#### [Written request]
Repeat the data verbatim.

#### [Material shown]

——————————

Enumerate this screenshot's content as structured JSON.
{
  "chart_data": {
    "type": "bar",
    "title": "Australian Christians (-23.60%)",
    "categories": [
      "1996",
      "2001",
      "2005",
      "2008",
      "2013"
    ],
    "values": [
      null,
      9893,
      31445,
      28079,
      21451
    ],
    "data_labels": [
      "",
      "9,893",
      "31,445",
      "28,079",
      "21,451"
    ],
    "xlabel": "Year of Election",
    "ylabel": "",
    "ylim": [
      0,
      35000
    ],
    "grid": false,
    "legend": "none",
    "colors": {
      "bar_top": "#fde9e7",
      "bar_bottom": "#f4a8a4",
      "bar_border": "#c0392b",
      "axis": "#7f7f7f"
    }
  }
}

——————————

#### [Result]
Enumerate this screenshot's content as structured JSON.
{
  "chart_data": {
    "type": "bar",
    "title": "Australian Christians (-23.60%)",
    "categories": [
      "1996",
      "2001",
      "2005",
      "2008",
      "2013"
    ],
    "values": [
      null,
      9893,
      31445,
      28079,
      21451
    ],
    "data_labels": [
      "",
      "9,893",
      "31,445",
      "28,079",
      "21,451"
    ],
    "xlabel": "Year of Election",
    "ylabel": "",
    "ylim": [
      0,
      35000
    ],
    "grid": false,
    "legend": "none",
    "colors": {
      "bar_top": "#fde9e7",
      "bar_bottom": "#f4a8a4",
      "bar_border": "#c0392b",
      "axis": "#7f7f7f"
    }
  }
}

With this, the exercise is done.